- TASK OBJECTIVE:
Search the material below for the string "circle" and extract each line that has it.

- DATA FOR THIS TASK:
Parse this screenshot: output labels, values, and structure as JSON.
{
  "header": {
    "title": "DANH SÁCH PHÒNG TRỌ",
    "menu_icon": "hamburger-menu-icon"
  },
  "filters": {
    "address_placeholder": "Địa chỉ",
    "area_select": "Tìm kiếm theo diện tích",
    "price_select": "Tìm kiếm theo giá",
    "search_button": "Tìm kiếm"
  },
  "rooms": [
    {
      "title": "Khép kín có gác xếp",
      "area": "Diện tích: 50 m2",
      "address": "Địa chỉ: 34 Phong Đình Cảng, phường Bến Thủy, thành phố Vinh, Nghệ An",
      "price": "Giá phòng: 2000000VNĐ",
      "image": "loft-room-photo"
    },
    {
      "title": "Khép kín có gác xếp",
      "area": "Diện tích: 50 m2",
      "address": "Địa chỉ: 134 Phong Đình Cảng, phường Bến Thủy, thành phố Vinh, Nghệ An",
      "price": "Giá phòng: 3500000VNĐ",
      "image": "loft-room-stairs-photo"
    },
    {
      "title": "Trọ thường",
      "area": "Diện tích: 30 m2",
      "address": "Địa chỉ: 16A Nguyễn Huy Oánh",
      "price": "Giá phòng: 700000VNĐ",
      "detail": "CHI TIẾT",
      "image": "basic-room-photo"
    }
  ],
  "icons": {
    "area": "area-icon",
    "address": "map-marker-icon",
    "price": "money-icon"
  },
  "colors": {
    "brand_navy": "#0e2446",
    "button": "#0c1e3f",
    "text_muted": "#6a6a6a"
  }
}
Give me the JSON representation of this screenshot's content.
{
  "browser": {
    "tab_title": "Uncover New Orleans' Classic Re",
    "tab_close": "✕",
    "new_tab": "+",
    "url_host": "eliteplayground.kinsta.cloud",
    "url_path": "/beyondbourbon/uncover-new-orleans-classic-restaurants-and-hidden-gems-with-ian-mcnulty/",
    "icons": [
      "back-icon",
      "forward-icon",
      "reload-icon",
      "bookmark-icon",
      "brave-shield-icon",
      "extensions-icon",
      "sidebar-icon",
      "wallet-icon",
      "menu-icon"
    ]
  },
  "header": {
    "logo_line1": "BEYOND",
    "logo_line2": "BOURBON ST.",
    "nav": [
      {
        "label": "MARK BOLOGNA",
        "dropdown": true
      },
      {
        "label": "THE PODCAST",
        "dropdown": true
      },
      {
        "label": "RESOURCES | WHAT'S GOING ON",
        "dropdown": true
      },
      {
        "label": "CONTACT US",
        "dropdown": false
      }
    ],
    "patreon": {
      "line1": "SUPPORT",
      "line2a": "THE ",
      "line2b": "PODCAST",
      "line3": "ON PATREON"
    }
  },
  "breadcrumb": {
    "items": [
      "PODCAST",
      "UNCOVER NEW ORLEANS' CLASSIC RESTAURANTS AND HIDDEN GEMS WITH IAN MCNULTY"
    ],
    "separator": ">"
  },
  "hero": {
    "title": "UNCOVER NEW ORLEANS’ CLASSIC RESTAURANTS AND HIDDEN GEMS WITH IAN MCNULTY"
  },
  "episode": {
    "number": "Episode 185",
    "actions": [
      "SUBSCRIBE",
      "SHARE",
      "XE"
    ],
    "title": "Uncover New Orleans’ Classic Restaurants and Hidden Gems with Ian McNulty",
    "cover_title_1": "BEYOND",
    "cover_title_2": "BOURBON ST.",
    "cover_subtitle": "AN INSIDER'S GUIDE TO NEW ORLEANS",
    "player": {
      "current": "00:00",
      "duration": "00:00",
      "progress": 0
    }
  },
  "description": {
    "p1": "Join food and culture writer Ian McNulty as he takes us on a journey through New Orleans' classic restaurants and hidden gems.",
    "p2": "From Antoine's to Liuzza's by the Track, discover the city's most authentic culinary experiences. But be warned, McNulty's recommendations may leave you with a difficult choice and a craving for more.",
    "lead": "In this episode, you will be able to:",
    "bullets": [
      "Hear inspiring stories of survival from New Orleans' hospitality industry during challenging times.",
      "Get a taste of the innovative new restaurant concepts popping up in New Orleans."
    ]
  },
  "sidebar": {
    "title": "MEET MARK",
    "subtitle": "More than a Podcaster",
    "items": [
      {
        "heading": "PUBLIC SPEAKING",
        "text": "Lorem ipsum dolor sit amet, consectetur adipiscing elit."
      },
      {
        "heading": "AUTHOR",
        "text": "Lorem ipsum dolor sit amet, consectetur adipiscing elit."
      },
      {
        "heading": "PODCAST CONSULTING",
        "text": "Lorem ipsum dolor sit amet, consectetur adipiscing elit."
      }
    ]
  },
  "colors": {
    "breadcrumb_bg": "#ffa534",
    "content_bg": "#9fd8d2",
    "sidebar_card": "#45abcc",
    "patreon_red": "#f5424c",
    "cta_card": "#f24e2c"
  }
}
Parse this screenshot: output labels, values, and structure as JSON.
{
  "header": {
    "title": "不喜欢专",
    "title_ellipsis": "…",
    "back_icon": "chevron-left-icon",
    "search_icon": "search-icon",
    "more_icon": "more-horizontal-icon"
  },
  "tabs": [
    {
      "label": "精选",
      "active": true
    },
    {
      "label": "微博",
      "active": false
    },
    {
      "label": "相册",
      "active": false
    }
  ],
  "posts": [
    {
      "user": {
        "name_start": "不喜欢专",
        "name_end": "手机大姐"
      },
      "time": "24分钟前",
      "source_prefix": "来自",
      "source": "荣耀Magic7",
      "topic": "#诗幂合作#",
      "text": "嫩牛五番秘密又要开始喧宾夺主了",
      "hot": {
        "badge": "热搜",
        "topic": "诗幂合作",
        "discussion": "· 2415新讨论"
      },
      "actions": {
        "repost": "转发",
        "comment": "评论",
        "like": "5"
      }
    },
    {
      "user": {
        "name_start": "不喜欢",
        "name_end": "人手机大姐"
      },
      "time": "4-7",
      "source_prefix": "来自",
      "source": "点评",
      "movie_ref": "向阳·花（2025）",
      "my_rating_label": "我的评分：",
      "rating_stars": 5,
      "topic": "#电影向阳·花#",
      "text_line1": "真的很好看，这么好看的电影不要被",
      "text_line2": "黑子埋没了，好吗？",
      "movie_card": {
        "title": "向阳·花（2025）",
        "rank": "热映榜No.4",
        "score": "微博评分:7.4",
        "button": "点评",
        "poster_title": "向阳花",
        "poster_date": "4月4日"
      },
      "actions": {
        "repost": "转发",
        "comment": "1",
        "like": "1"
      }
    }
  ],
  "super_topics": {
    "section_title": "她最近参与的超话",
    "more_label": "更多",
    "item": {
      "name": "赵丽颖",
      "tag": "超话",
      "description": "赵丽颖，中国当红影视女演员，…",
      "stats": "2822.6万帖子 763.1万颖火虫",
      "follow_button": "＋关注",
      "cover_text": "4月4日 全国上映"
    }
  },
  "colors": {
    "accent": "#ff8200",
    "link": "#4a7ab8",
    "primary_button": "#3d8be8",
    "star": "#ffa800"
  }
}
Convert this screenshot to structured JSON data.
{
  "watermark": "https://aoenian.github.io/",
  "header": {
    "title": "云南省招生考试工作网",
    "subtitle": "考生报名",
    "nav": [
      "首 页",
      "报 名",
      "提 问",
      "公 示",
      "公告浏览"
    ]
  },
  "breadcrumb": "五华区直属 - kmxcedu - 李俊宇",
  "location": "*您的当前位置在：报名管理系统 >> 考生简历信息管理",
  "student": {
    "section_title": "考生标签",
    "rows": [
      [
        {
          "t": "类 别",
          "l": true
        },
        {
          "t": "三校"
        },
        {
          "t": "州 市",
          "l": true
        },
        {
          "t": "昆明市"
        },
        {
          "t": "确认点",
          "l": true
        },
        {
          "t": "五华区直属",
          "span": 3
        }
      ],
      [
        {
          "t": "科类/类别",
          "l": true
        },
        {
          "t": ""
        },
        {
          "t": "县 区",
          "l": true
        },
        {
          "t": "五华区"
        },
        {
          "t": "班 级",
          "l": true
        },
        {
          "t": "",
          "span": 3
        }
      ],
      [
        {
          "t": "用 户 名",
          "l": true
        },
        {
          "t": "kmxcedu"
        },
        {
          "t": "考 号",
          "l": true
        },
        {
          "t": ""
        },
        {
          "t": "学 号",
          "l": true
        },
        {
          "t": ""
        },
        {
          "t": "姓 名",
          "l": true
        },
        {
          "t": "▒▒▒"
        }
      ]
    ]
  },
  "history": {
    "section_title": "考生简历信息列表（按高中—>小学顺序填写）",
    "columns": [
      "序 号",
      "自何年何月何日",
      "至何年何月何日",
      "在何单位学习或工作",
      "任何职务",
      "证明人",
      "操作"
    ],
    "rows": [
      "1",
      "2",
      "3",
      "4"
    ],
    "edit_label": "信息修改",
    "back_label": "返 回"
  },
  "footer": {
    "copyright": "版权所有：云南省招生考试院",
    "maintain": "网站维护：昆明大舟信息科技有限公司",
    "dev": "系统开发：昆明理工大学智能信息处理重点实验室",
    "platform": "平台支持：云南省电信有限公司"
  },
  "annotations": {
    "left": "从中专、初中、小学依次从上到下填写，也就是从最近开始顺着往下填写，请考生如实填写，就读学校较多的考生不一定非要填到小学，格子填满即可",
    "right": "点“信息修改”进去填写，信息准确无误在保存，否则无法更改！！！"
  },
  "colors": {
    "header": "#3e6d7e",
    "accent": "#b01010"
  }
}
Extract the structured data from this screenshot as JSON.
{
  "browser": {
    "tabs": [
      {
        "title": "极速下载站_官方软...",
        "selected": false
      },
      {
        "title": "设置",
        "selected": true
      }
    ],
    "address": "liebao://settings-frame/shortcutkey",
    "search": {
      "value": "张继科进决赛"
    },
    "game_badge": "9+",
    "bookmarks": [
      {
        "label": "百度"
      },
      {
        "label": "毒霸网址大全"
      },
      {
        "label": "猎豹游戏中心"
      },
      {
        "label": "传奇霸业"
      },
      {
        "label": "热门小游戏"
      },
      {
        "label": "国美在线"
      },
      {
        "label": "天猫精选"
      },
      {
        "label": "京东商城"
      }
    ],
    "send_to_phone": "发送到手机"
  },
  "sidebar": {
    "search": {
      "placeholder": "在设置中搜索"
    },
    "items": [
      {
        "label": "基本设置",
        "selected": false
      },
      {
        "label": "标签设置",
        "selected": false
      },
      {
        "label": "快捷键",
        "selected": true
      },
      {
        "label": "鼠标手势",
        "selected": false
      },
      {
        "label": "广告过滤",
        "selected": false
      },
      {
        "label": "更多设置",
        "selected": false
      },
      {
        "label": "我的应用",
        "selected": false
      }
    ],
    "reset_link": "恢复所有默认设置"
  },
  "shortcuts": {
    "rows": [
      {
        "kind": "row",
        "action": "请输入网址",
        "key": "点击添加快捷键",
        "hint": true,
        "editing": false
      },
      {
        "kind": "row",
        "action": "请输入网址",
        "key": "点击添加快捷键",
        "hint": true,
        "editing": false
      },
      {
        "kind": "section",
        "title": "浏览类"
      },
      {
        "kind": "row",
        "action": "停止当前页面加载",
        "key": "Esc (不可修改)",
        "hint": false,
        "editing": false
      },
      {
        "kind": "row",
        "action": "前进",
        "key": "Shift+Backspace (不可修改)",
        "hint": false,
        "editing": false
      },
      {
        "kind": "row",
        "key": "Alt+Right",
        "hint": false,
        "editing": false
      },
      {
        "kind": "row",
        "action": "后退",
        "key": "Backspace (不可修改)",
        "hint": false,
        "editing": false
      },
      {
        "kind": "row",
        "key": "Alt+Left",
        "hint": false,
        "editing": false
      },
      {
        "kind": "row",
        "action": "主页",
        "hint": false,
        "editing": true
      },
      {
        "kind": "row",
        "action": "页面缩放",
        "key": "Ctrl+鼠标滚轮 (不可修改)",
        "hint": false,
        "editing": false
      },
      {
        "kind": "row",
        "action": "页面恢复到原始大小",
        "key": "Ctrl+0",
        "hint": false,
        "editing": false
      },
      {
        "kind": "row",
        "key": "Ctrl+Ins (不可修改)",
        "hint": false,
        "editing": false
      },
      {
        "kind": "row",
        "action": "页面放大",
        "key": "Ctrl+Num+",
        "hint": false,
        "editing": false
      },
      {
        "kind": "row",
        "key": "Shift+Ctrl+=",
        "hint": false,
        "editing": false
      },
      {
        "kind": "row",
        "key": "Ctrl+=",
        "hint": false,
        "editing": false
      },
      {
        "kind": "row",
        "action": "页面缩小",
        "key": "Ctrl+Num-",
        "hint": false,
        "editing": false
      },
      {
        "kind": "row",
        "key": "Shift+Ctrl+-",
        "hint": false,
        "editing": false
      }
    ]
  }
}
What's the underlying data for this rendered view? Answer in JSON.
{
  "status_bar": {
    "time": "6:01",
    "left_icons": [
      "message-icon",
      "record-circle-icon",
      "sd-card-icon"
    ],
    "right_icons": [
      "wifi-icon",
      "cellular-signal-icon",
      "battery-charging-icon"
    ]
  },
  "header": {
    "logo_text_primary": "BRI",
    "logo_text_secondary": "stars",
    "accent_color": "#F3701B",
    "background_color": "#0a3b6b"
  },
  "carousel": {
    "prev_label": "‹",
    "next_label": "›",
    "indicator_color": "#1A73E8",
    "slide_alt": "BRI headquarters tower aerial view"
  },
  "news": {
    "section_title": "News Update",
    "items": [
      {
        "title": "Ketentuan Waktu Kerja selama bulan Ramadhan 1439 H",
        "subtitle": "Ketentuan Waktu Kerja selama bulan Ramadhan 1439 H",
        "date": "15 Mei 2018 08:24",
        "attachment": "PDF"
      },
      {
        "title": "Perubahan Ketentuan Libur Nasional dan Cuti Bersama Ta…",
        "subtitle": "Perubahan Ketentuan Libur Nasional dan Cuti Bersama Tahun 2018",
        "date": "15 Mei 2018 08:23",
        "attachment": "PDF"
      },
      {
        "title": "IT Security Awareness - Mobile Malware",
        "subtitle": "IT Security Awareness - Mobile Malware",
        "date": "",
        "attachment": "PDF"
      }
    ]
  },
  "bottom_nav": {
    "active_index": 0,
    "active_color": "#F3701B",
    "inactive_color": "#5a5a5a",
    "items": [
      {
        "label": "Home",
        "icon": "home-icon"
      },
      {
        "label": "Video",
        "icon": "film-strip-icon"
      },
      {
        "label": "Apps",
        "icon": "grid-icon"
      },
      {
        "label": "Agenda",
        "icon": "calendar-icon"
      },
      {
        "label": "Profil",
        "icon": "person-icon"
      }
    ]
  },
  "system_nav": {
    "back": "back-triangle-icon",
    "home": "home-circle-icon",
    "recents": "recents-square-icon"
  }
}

- ANSWER TO THIS TASK:
      "record-circle-icon",
    "home": "home-circle-icon",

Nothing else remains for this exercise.